→ Extracted records:
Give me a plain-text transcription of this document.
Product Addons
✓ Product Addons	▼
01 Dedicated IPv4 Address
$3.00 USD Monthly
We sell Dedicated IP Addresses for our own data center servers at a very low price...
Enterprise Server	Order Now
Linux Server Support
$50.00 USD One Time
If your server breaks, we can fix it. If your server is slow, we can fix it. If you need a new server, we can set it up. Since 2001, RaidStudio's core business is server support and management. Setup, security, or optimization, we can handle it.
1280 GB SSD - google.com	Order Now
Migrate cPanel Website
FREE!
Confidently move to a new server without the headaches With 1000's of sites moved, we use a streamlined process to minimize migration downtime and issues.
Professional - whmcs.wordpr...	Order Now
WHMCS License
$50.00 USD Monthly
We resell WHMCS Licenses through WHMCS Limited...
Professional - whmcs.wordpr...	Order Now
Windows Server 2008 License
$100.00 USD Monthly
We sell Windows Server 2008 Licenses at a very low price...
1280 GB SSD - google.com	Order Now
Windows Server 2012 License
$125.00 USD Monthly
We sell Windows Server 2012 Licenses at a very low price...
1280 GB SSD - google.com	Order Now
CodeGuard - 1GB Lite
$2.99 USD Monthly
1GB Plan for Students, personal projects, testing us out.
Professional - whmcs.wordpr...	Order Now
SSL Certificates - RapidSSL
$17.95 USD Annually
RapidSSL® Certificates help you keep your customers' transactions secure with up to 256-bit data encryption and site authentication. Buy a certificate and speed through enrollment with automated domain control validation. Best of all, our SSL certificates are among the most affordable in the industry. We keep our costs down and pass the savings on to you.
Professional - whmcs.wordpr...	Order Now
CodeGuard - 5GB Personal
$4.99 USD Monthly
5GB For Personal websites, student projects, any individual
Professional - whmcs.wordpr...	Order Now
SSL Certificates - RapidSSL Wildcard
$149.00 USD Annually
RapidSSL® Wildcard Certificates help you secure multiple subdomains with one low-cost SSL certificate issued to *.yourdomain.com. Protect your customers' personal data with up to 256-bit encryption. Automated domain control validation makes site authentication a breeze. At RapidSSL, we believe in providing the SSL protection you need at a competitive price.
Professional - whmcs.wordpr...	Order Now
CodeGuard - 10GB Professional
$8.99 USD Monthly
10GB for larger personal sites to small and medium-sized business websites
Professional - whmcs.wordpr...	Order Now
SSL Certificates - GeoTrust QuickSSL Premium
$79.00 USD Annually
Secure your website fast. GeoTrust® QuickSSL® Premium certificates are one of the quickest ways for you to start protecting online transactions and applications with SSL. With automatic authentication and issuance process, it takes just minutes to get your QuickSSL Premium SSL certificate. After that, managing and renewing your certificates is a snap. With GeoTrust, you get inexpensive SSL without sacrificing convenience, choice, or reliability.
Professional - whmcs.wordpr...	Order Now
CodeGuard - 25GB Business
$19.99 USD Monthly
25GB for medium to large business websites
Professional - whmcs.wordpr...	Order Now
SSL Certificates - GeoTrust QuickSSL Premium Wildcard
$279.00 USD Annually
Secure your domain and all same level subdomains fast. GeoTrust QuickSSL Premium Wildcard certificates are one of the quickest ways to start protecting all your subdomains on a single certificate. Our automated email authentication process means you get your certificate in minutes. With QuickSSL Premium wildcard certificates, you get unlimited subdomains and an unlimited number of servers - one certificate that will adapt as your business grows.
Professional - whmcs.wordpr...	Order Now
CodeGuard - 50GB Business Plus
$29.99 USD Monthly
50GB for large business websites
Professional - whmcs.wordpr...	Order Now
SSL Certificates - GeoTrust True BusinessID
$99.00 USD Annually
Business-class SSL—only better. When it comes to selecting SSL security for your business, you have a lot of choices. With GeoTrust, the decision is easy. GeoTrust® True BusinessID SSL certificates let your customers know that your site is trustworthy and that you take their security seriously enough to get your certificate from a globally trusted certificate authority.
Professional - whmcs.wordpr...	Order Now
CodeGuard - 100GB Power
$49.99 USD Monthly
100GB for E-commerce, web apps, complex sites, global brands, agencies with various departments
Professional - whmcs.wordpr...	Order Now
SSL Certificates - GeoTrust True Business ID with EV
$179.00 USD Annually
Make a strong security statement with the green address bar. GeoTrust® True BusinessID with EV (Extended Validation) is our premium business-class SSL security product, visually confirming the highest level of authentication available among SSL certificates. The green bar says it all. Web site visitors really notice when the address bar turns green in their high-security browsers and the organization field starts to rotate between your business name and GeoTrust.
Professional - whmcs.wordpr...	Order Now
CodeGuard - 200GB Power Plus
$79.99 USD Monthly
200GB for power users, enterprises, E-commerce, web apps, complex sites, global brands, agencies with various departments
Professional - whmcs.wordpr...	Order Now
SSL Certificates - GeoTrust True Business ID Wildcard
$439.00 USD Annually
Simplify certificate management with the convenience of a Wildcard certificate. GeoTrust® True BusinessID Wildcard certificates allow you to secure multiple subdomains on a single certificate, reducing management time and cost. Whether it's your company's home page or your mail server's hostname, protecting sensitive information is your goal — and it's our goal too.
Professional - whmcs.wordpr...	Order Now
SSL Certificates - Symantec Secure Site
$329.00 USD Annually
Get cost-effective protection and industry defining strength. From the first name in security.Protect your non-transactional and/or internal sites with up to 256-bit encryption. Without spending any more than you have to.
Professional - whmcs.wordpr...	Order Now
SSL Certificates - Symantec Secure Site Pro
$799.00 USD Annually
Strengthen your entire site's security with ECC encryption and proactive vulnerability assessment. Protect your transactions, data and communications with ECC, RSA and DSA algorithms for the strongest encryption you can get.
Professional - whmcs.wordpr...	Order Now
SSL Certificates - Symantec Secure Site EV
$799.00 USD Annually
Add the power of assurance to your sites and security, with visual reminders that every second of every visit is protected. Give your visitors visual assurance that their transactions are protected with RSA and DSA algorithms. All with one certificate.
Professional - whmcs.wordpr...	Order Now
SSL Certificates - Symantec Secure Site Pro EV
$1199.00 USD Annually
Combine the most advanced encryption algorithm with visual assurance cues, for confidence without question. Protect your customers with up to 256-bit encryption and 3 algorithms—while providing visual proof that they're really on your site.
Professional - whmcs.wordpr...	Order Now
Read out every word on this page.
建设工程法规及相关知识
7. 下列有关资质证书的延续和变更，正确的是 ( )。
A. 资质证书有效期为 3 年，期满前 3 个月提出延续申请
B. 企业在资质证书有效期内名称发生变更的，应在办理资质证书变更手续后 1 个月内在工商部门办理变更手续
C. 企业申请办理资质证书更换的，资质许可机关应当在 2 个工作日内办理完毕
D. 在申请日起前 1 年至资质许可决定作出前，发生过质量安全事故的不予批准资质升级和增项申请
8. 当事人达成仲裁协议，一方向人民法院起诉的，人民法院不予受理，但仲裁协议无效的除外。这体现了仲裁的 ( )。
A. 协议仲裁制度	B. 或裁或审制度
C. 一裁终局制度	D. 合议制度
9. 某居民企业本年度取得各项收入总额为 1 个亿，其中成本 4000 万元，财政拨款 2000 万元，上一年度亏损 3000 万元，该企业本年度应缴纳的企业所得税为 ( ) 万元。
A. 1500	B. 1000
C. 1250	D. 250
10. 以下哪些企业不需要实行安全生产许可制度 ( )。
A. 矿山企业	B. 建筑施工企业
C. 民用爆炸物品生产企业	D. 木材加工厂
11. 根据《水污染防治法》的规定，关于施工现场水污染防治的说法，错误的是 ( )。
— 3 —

→ Aim: What do the records say? Quote them all exactly.

→ Answer to the task:
Give me a plain-text transcription of this document.
Product Addons
✓ Product Addons	▼
01 Dedicated IPv4 Address
$3.00 USD Monthly
We sell Dedicated IP Addresses for our own data center servers at a very low price...
Enterprise Server	Order Now
Linux Server Support
$50.00 USD One Time
If your server breaks, we can fix it. If your server is slow, we can fix it. If you need a new server, we can set it up. Since 2001, RaidStudio's core business is server support and management. Setup, security, or optimization, we can handle it.
1280 GB SSD - google.com	Order Now
Migrate cPanel Website
FREE!
Confidently move to a new server without the headaches With 1000's of sites moved, we use a streamlined process to minimize migration downtime and issues.
Professional - whmcs.wordpr...	Order Now
WHMCS License
$50.00 USD Monthly
We resell WHMCS Licenses through WHMCS Limited...
Professional - whmcs.wordpr...	Order Now
Windows Server 2008 License
$100.00 USD Monthly
We sell Windows Server 2008 Licenses at a very low price...
1280 GB SSD - google.com	Order Now
Windows Server 2012 License
$125.00 USD Monthly
We sell Windows Server 2012 Licenses at a very low price...
1280 GB SSD - google.com	Order Now
CodeGuard - 1GB Lite
$2.99 USD Monthly
1GB Plan for Students, personal projects, testing us out.
Professional - whmcs.wordpr...	Order Now
SSL Certificates - RapidSSL
$17.95 USD Annually
RapidSSL® Certificates help you keep your customers' transactions secure with up to 256-bit data encryption and site authentication. Buy a certificate and speed through enrollment with automated domain control validation. Best of all, our SSL certificates are among the most affordable in the industry. We keep our costs down and pass the savings on to you.
Professional - whmcs.wordpr...	Order Now
CodeGuard - 5GB Personal
$4.99 USD Monthly
5GB For Personal websites, student projects, any individual
Professional - whmcs.wordpr...	Order Now
SSL Certificates - RapidSSL Wildcard
$149.00 USD Annually
RapidSSL® Wildcard Certificates help you secure multiple subdomains with one low-cost SSL certificate issued to *.yourdomain.com. Protect your customers' personal data with up to 256-bit encryption. Automated domain control validation makes site authentication a breeze. At RapidSSL, we believe in providing the SSL protection you need at a competitive price.
Professional - whmcs.wordpr...	Order Now
CodeGuard - 10GB Professional
$8.99 USD Monthly
10GB for larger personal sites to small and medium-sized business websites
Professional - whmcs.wordpr...	Order Now
SSL Certificates - GeoTrust QuickSSL Premium
$79.00 USD Annually
Secure your website fast. GeoTrust® QuickSSL® Premium certificates are one of the quickest ways for you to start protecting online transactions and applications with SSL. With automatic authentication and issuance process, it takes just minutes to get your QuickSSL Premium SSL certificate. After that, managing and renewing your certificates is a snap. With GeoTrust, you get inexpensive SSL without sacrificing convenience, choice, or reliability.
Professional - whmcs.wordpr...	Order Now
CodeGuard - 25GB Business
$19.99 USD Monthly
25GB for medium to large business websites
Professional - whmcs.wordpr...	Order Now
SSL Certificates - GeoTrust QuickSSL Premium Wildcard
$279.00 USD Annually
Secure your domain and all same level subdomains fast. GeoTrust QuickSSL Premium Wildcard certificates are one of the quickest ways to start protecting all your subdomains on a single certificate. Our automated email authentication process means you get your certificate in minutes. With QuickSSL Premium wildcard certificates, you get unlimited subdomains and an unlimited number of servers - one certificate that will adapt as your business grows.
Professional - whmcs.wordpr...	Order Now
CodeGuard - 50GB Business Plus
$29.99 USD Monthly
50GB for large business websites
Professional - whmcs.wordpr...	Order Now
SSL Certificates - GeoTrust True BusinessID
$99.00 USD Annually
Business-class SSL—only better. When it comes to selecting SSL security for your business, you have a lot of choices. With GeoTrust, the decision is easy. GeoTrust® True BusinessID SSL certificates let your customers know that your site is trustworthy and that you take their security seriously enough to get your certificate from a globally trusted certificate authority.
Professional - whmcs.wordpr...	Order Now
CodeGuard - 100GB Power
$49.99 USD Monthly
100GB for E-commerce, web apps, complex sites, global brands, agencies with various departments
Professional - whmcs.wordpr...	Order Now
SSL Certificates - GeoTrust True Business ID with EV
$179.00 USD Annually
Make a strong security statement with the green address bar. GeoTrust® True BusinessID with EV (Extended Validation) is our premium business-class SSL security product, visually confirming the highest level of authentication available among SSL certificates. The green bar says it all. Web site visitors really notice when the address bar turns green in their high-security browsers and the organization field starts to rotate between your business name and GeoTrust.
Professional - whmcs.wordpr...	Order Now
CodeGuard - 200GB Power Plus
$79.99 USD Monthly
200GB for power users, enterprises, E-commerce, web apps, complex sites, global brands, agencies with various departments
Professional - whmcs.wordpr...	Order Now
SSL Certificates - GeoTrust True Business ID Wildcard
$439.00 USD Annually
Simplify certificate management with the convenience of a Wildcard certificate. GeoTrust® True BusinessID Wildcard certificates allow you to secure multiple subdomains on a single certificate, reducing management time and cost. Whether it's your company's home page or your mail server's hostname, protecting sensitive information is your goal — and it's our goal too.
Professional - whmcs.wordpr...	Order Now
SSL Certificates - Symantec Secure Site
$329.00 USD Annually
Get cost-effective protection and industry defining strength. From the first name in security.Protect your non-transactional and/or internal sites with up to 256-bit encryption. Without spending any more than you have to.
Professional - whmcs.wordpr...	Order Now
SSL Certificates - Symantec Secure Site Pro
$799.00 USD Annually
Strengthen your entire site's security with ECC encryption and proactive vulnerability assessment. Protect your transactions, data and communications with ECC, RSA and DSA algorithms for the strongest encryption you can get.
Professional - whmcs.wordpr...	Order Now
SSL Certificates - Symantec Secure Site EV
$799.00 USD Annually
Add the power of assurance to your sites and security, with visual reminders that every second of every visit is protected. Give your visitors visual assurance that their transactions are protected with RSA and DSA algorithms. All with one certificate.
Professional - whmcs.wordpr...	Order Now
SSL Certificates - Symantec Secure Site Pro EV
$1199.00 USD Annually
Combine the most advanced encryption algorithm with visual assurance cues, for confidence without question. Protect your customers with up to 256-bit encryption and 3 algorithms—while providing visual proof that they're really on your site.
Professional - whmcs.wordpr...	Order Now
Read out every word on this page.
建设工程法规及相关知识
7. 下列有关资质证书的延续和变更，正确的是 ( )。
A. 资质证书有效期为 3 年，期满前 3 个月提出延续申请
B. 企业在资质证书有效期内名称发生变更的，应在办理资质证书变更手续后 1 个月内在工商部门办理变更手续
C. 企业申请办理资质证书更换的，资质许可机关应当在 2 个工作日内办理完毕
D. 在申请日起前 1 年至资质许可决定作出前，发生过质量安全事故的不予批准资质升级和增项申请
8. 当事人达成仲裁协议，一方向人民法院起诉的，人民法院不予受理，但仲裁协议无效的除外。这体现了仲裁的 ( )。
A. 协议仲裁制度	B. 或裁或审制度
C. 一裁终局制度	D. 合议制度
9. 某居民企业本年度取得各项收入总额为 1 个亿，其中成本 4000 万元，财政拨款 2000 万元，上一年度亏损 3000 万元，该企业本年度应缴纳的企业所得税为 ( ) 万元。
A. 1500	B. 1000
C. 1250	D. 250
10. 以下哪些企业不需要实行安全生产许可制度 ( )。
A. 矿山企业	B. 建筑施工企业
C. 民用爆炸物品生产企业	D. 木材加工厂
11. 根据《水污染防治法》的规定，关于施工现场水污染防治的说法，错误的是 ( )。
— 3 —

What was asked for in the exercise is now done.